* [WORK REQUIRED]: Look through the material below. Copy every line with the string "this" in it.

(Records from a collection)
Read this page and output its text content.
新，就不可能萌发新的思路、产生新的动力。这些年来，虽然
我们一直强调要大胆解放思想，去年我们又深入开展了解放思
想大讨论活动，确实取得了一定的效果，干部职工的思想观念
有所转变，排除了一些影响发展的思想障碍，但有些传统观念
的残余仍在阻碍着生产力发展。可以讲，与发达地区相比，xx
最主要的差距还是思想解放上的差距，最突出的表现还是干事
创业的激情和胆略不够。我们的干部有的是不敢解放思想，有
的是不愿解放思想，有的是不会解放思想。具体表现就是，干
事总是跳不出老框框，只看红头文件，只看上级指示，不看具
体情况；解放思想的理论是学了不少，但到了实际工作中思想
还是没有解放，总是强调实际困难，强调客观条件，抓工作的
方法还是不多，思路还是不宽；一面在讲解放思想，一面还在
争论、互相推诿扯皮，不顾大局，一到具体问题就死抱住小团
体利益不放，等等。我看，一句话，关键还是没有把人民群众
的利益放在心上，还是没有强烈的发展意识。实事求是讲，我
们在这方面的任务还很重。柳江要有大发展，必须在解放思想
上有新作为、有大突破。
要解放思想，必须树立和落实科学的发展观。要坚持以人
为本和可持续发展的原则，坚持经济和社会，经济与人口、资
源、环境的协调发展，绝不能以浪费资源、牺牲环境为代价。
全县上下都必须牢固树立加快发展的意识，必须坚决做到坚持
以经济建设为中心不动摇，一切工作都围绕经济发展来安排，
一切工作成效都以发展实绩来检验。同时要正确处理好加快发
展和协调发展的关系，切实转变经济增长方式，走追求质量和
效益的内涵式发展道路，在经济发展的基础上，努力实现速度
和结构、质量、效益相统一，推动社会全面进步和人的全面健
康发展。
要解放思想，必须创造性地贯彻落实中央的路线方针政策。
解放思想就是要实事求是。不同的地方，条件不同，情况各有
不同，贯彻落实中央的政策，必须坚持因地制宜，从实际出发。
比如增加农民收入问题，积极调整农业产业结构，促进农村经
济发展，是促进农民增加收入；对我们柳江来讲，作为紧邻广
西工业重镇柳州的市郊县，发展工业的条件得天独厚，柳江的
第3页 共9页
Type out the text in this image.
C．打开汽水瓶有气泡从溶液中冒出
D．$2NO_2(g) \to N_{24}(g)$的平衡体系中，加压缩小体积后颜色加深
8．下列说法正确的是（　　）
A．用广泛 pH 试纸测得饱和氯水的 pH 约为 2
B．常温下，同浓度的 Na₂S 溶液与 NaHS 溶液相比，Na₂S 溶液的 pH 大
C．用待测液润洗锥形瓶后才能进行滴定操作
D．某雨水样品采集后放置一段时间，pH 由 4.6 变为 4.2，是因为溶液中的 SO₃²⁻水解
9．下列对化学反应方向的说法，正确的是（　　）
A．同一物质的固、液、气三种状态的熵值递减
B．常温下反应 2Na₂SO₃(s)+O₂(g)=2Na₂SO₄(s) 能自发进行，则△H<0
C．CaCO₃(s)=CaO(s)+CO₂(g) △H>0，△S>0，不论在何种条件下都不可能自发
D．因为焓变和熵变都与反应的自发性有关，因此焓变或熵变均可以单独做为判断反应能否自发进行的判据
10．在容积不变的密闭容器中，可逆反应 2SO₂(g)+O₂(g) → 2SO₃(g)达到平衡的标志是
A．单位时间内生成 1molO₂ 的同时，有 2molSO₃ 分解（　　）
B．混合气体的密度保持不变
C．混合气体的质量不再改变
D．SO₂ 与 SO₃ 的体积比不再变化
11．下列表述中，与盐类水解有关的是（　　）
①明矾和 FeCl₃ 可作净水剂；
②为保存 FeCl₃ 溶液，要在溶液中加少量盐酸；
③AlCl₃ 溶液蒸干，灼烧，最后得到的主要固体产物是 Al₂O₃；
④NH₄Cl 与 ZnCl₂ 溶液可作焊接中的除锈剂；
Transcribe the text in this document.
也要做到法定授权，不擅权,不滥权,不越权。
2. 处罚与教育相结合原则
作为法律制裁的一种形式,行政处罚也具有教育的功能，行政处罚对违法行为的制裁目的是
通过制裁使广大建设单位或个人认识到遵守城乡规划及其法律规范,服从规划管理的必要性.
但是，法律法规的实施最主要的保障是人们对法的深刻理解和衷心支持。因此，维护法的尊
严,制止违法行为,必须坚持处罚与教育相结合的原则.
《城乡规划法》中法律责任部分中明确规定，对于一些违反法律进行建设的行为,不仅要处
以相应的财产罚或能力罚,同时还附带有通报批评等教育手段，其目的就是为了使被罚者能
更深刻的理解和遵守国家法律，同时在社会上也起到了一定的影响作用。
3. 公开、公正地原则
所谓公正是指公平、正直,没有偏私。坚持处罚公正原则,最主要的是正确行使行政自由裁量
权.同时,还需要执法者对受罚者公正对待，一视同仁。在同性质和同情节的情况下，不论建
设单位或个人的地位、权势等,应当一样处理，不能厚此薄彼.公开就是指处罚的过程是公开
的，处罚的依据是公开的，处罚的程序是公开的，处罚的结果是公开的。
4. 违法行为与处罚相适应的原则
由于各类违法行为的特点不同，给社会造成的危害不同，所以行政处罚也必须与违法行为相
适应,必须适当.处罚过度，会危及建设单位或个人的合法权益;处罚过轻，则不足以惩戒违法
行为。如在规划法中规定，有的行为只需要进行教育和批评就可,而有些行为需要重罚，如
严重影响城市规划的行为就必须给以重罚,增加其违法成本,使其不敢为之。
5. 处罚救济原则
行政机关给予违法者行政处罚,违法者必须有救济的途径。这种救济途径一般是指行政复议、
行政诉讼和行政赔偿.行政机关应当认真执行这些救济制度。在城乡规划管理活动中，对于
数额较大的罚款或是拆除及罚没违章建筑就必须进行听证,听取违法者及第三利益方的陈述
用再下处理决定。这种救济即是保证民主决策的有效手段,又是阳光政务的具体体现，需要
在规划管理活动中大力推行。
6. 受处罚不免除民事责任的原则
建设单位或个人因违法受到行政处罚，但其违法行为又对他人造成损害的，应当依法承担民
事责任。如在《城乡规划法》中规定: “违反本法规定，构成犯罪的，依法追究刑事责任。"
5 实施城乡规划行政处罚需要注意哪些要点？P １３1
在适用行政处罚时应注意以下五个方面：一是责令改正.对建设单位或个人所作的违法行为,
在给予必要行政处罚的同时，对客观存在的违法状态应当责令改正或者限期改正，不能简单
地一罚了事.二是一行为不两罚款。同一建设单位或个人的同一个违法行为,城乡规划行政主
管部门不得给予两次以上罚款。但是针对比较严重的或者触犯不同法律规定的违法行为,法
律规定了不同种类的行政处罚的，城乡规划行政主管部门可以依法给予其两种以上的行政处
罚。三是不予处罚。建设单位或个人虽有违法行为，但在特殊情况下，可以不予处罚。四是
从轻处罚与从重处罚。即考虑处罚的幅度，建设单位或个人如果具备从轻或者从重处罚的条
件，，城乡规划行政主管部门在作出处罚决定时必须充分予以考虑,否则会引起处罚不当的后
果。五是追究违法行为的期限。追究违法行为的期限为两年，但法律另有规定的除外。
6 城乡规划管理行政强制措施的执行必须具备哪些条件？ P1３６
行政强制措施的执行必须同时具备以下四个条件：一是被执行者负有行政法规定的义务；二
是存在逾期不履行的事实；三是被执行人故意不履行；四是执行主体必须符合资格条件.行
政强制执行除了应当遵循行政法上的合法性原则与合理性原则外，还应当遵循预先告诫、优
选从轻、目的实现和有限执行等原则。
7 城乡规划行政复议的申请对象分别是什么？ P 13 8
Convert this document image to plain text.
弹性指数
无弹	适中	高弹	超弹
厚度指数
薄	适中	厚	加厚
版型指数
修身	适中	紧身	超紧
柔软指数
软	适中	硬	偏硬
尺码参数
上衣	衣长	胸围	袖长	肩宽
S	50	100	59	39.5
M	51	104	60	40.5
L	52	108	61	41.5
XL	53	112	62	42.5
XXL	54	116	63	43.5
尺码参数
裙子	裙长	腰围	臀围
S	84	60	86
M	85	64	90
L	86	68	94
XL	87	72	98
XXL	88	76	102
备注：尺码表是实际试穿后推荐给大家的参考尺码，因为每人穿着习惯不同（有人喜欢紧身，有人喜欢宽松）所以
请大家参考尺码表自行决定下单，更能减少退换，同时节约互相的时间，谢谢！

* [SOLUTION TO THE PROBLEM]:
Read this page and output its text content.
Type out the text in this image.
Transcribe the text in this document.
Convert this document image to plain text.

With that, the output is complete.